** begin SUPPLIED DATA **

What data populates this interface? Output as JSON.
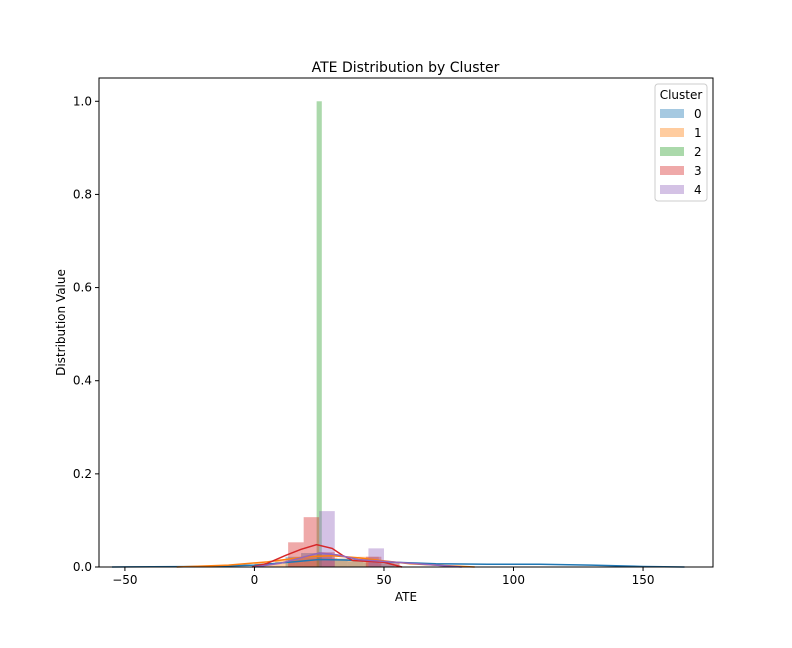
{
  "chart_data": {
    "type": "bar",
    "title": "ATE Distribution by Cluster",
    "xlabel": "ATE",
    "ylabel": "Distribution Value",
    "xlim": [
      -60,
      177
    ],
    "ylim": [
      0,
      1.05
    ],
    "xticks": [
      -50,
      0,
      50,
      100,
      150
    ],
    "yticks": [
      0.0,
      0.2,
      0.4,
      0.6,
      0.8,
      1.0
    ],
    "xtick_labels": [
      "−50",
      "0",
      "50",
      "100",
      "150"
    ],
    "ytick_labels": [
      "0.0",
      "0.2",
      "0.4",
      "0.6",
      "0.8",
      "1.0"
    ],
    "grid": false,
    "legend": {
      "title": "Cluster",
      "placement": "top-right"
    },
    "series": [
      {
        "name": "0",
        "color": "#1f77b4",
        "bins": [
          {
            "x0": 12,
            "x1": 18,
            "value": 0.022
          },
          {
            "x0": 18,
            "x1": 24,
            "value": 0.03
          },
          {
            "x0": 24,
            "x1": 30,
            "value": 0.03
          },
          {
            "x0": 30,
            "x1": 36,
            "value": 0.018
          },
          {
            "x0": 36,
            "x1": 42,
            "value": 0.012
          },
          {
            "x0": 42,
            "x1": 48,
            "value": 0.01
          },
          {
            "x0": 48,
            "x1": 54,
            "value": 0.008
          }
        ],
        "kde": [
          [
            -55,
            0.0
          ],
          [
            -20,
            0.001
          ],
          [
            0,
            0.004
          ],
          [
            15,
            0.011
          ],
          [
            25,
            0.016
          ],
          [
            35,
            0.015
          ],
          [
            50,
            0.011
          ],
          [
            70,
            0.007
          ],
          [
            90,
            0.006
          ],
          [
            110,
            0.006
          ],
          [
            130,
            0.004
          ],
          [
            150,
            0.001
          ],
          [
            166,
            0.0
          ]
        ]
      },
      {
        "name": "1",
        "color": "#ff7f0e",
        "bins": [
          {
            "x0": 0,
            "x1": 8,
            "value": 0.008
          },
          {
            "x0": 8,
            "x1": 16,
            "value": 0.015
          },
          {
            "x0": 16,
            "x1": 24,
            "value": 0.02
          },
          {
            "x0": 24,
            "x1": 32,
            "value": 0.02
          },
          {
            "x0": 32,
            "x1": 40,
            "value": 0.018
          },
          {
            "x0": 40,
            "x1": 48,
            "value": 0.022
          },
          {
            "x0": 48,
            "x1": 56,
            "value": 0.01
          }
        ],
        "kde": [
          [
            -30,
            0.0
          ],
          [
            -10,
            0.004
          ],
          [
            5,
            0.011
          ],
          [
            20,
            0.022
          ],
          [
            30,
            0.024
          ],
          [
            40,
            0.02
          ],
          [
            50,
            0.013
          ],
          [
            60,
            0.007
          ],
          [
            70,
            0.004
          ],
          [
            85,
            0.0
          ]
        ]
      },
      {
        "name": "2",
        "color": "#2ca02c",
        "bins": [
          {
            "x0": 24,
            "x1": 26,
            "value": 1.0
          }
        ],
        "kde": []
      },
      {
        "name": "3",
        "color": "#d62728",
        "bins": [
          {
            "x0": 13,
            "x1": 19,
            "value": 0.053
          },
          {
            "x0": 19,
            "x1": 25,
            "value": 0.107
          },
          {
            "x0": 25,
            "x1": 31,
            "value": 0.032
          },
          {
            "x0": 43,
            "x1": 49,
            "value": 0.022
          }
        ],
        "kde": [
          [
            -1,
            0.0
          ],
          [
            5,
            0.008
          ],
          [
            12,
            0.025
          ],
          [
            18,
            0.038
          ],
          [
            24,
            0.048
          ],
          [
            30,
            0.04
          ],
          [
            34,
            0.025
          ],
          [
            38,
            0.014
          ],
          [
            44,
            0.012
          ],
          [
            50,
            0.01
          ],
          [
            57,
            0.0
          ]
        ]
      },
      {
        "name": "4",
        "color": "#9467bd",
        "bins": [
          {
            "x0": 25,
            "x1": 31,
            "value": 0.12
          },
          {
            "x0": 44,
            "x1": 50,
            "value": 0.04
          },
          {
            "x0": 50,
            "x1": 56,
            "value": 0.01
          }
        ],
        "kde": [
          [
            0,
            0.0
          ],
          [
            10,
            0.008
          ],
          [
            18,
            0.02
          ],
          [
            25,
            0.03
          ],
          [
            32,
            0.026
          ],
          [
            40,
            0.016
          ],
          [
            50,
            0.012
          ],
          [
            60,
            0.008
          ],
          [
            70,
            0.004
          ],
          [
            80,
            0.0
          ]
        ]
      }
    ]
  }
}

** end SUPPLIED DATA **

Generate a word-for-word copy of the preceding records, excluding all pictures.

• RESPONSE:
What data populates this interface? Output as JSON.
{
  "chart_data": {
    "type": "bar",
    "title": "ATE Distribution by Cluster",
    "xlabel": "ATE",
    "ylabel": "Distribution Value",
    "xlim": [
      -60,
      177
    ],
    "ylim": [
      0,
      1.05
    ],
    "xticks": [
      -50,
      0,
      50,
      100,
      150
    ],
    "yticks": [
      0.0,
      0.2,
      0.4,
      0.6,
      0.8,
      1.0
    ],
    "xtick_labels": [
      "−50",
      "0",
      "50",
      "100",
      "150"
    ],
    "ytick_labels": [
      "0.0",
      "0.2",
      "0.4",
      "0.6",
      "0.8",
      "1.0"
    ],
    "grid": false,
    "legend": {
      "title": "Cluster",
      "placement": "top-right"
    },
    "series": [
      {
        "name": "0",
        "color": "#1f77b4",
        "bins": [
          {
            "x0": 12,
            "x1": 18,
            "value": 0.022
          },
          {
            "x0": 18,
            "x1": 24,
            "value": 0.03
          },
          {
            "x0": 24,
            "x1": 30,
            "value": 0.03
          },
          {
            "x0": 30,
            "x1": 36,
            "value": 0.018
          },
          {
            "x0": 36,
            "x1": 42,
            "value": 0.012
          },
          {
            "x0": 42,
            "x1": 48,
            "value": 0.01
          },
          {
            "x0": 48,
            "x1": 54,
            "value": 0.008
          }
        ],
        "kde": [
          [
            -55,
            0.0
          ],
          [
            -20,
            0.001
          ],
          [
            0,
            0.004
          ],
          [
            15,
            0.011
          ],
          [
            25,
            0.016
          ],
          [
            35,
            0.015
          ],
          [
            50,
            0.011
          ],
          [
            70,
            0.007
          ],
          [
            90,
            0.006
          ],
          [
            110,
            0.006
          ],
          [
            130,
            0.004
          ],
          [
            150,
            0.001
          ],
          [
            166,
            0.0
          ]
        ]
      },
      {
        "name": "1",
        "color": "#ff7f0e",
        "bins": [
          {
            "x0": 0,
            "x1": 8,
            "value": 0.008
          },
          {
            "x0": 8,
            "x1": 16,
            "value": 0.015
          },
          {
            "x0": 16,
            "x1": 24,
            "value": 0.02
          },
          {
            "x0": 24,
            "x1": 32,
            "value": 0.02
          },
          {
            "x0": 32,
            "x1": 40,
            "value": 0.018
          },
          {
            "x0": 40,
            "x1": 48,
            "value": 0.022
          },
          {
            "x0": 48,
            "x1": 56,
            "value": 0.01
          }
        ],
        "kde": [
          [
            -30,
            0.0
          ],
          [
            -10,
            0.004
          ],
          [
            5,
            0.011
          ],
          [
            20,
            0.022
          ],
          [
            30,
            0.024
          ],
          [
            40,
            0.02
          ],
          [
            50,
            0.013
          ],
          [
            60,
            0.007
          ],
          [
            70,
            0.004
          ],
          [
            85,
            0.0
          ]
        ]
      },
      {
        "name": "2",
        "color": "#2ca02c",
        "bins": [
          {
            "x0": 24,
            "x1": 26,
            "value": 1.0
          }
        ],
        "kde": []
      },
      {
        "name": "3",
        "color": "#d62728",
        "bins": [
          {
            "x0": 13,
            "x1": 19,
            "value": 0.053
          },
          {
            "x0": 19,
            "x1": 25,
            "value": 0.107
          },
          {
            "x0": 25,
            "x1": 31,
            "value": 0.032
          },
          {
            "x0": 43,
            "x1": 49,
            "value": 0.022
          }
        ],
        "kde": [
          [
            -1,
            0.0
          ],
          [
            5,
            0.008
          ],
          [
            12,
            0.025
          ],
          [
            18,
            0.038
          ],
          [
            24,
            0.048
          ],
          [
            30,
            0.04
          ],
          [
            34,
            0.025
          ],
          [
            38,
            0.014
          ],
          [
            44,
            0.012
          ],
          [
            50,
            0.01
          ],
          [
            57,
            0.0
          ]
        ]
      },
      {
        "name": "4",
        "color": "#9467bd",
        "bins": [
          {
            "x0": 25,
            "x1": 31,
            "value": 0.12
          },
          {
            "x0": 44,
            "x1": 50,
            "value": 0.04
          },
          {
            "x0": 50,
            "x1": 56,
            "value": 0.01
          }
        ],
        "kde": [
          [
            0,
            0.0
          ],
          [
            10,
            0.008
          ],
          [
            18,
            0.02
          ],
          [
            25,
            0.03
          ],
          [
            32,
            0.026
          ],
          [
            40,
            0.016
          ],
          [
            50,
            0.012
          ],
          [
            60,
            0.008
          ],
          [
            70,
            0.004
          ],
          [
            80,
            0.0
          ]
        ]
      }
    ]
  }
}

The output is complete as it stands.